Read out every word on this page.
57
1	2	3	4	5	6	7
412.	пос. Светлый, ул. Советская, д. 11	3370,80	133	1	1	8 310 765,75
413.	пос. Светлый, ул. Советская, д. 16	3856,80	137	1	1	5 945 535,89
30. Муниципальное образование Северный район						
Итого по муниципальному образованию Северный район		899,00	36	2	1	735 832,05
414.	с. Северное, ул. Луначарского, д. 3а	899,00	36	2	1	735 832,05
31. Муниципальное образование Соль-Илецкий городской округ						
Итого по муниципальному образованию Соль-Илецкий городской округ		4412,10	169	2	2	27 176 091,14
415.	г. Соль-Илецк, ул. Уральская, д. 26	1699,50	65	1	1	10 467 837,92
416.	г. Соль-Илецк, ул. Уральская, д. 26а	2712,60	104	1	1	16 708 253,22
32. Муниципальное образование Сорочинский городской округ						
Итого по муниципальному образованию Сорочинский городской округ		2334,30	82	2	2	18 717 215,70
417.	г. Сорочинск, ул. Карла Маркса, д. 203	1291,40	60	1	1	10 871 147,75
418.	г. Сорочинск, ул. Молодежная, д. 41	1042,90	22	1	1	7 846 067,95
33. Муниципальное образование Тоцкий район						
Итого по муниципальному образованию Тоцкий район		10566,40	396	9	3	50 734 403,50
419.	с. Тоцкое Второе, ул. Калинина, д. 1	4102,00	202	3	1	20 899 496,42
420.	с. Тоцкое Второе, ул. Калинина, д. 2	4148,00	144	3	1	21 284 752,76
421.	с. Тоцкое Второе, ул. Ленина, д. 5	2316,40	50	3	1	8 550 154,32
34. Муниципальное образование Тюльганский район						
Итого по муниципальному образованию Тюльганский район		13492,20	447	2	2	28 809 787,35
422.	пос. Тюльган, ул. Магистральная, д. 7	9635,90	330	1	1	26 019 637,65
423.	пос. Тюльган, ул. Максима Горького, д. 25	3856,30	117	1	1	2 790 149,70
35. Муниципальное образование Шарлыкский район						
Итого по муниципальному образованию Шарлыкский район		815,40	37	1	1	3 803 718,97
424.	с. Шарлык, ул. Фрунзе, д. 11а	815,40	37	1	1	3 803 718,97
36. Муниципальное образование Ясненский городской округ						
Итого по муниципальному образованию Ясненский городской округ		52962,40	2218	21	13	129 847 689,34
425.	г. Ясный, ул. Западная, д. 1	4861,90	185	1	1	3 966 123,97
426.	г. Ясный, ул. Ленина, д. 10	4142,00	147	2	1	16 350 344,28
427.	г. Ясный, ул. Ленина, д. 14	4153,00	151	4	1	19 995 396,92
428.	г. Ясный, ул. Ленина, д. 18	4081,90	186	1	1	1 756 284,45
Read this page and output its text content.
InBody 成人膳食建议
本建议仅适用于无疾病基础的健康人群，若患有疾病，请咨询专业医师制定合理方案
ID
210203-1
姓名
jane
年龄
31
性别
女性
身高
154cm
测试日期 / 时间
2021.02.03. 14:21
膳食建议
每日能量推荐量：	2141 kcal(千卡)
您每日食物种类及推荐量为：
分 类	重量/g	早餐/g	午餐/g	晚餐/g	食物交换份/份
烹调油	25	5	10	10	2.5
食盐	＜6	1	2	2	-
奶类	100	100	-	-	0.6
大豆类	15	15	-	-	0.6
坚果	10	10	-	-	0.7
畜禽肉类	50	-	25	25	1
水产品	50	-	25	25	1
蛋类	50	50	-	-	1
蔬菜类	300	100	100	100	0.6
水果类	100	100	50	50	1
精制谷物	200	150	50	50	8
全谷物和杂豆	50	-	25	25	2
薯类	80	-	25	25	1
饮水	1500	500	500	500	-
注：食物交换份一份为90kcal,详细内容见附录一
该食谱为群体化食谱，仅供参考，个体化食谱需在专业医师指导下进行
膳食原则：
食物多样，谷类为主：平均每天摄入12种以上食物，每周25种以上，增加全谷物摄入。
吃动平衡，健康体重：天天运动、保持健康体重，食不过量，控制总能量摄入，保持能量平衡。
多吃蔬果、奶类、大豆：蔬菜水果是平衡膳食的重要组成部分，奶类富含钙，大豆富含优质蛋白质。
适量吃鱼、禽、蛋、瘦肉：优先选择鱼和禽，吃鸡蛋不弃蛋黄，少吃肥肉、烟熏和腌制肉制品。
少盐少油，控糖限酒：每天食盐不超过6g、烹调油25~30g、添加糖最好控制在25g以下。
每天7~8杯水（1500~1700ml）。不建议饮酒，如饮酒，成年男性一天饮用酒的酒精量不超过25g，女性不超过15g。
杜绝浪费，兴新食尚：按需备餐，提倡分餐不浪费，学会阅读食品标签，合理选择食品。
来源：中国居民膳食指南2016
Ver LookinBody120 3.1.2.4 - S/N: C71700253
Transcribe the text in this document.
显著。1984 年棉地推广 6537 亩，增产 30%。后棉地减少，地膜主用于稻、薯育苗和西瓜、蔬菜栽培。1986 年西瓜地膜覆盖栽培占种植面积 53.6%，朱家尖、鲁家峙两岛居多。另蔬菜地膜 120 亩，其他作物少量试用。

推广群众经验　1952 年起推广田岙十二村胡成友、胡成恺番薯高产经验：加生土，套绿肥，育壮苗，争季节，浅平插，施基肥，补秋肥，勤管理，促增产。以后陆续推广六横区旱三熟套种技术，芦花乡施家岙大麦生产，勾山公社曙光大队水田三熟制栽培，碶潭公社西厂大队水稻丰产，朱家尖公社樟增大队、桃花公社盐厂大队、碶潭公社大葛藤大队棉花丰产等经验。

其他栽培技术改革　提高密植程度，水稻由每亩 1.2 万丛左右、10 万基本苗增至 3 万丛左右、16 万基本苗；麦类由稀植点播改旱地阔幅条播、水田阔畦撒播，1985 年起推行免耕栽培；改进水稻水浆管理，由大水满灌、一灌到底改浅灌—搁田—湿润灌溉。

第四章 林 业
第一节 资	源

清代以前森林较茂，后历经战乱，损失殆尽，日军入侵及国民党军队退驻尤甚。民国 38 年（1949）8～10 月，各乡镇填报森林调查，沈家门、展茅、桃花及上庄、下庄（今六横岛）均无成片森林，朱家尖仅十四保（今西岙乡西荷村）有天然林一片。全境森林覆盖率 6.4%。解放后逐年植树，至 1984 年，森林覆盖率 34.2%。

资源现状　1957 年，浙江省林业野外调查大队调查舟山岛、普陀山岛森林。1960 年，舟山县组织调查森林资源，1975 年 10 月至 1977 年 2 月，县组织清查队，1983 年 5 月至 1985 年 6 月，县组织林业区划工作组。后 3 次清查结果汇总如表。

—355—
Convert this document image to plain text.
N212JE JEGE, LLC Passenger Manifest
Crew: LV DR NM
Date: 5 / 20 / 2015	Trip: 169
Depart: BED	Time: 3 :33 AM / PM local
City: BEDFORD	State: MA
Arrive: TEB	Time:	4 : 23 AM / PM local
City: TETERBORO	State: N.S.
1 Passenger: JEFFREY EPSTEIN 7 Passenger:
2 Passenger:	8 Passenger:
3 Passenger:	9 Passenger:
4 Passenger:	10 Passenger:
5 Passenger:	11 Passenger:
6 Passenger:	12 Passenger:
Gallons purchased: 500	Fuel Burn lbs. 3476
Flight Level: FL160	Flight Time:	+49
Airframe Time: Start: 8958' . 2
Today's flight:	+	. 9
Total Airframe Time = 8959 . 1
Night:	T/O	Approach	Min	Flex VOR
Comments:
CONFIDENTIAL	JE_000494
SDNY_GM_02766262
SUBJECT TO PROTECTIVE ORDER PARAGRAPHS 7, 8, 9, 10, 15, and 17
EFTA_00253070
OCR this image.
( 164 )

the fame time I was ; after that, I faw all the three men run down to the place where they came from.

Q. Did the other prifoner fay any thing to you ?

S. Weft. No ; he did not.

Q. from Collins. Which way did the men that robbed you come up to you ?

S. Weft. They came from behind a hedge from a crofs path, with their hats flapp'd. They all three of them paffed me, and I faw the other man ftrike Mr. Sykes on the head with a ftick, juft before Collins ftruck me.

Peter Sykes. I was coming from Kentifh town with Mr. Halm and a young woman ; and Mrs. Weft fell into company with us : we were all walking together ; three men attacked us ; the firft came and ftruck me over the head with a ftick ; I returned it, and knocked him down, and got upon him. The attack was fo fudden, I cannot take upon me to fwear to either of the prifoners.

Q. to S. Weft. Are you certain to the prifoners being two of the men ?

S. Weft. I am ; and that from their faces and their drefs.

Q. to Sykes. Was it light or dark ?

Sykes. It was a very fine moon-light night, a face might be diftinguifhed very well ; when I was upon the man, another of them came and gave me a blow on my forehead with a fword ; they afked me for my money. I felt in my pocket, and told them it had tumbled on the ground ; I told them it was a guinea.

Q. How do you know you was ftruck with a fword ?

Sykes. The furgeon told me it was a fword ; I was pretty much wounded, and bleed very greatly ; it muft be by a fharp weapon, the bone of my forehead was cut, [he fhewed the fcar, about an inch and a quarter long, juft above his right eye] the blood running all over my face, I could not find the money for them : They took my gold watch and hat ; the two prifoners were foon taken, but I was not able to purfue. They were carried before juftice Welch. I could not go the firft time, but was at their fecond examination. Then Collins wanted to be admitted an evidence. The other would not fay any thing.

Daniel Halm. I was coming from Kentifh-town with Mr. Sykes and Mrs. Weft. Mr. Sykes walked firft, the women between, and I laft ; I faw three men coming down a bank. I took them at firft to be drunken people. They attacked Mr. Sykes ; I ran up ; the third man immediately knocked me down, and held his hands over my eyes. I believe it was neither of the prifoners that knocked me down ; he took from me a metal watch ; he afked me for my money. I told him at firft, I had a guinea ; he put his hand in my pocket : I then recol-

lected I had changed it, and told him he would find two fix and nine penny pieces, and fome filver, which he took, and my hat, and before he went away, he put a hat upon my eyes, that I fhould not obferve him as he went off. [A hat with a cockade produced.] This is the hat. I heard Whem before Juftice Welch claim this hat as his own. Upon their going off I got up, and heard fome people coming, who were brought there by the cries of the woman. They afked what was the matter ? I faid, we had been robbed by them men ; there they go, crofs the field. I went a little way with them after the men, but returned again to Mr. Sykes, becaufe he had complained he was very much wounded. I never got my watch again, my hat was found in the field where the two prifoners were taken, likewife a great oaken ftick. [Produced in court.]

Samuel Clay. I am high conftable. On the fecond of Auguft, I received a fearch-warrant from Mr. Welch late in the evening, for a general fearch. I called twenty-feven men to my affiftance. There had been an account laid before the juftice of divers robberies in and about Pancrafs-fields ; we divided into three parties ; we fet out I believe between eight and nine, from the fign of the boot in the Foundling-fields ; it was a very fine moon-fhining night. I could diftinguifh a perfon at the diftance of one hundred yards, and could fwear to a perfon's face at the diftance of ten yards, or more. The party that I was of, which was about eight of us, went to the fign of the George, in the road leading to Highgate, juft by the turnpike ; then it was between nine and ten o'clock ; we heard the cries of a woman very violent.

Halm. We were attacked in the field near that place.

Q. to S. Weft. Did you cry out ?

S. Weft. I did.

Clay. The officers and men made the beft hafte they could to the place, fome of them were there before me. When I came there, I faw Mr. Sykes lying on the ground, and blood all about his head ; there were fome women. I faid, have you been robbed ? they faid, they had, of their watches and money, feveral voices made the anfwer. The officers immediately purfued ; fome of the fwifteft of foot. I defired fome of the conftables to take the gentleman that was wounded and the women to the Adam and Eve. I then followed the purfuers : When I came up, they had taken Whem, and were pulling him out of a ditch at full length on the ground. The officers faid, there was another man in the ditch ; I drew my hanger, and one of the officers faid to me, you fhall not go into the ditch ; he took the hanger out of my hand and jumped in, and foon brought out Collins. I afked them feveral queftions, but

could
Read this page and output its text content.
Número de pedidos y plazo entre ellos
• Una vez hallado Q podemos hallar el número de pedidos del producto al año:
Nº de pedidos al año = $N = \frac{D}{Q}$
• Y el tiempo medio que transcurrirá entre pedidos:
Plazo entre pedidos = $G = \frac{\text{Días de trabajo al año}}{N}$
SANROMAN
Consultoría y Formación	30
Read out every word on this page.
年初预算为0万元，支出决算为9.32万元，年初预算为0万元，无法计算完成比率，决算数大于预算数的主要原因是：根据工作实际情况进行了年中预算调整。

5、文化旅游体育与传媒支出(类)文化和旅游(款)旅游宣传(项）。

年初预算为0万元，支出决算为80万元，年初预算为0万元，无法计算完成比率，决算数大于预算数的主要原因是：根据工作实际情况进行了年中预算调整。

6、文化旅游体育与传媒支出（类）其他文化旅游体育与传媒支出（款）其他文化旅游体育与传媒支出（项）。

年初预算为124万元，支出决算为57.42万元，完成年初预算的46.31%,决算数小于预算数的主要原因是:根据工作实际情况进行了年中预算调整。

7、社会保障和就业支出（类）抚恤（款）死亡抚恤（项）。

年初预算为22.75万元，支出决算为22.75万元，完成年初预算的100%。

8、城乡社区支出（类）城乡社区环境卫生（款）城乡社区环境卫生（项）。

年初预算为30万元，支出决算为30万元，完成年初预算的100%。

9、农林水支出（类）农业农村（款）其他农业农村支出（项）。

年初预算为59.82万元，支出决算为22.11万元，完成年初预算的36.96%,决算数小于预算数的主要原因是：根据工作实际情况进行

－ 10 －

+-------+

* [Work required]: Provide the count, and nothing else, of lines in the data above where the word "heard" occurs.

* [Finished task]: 2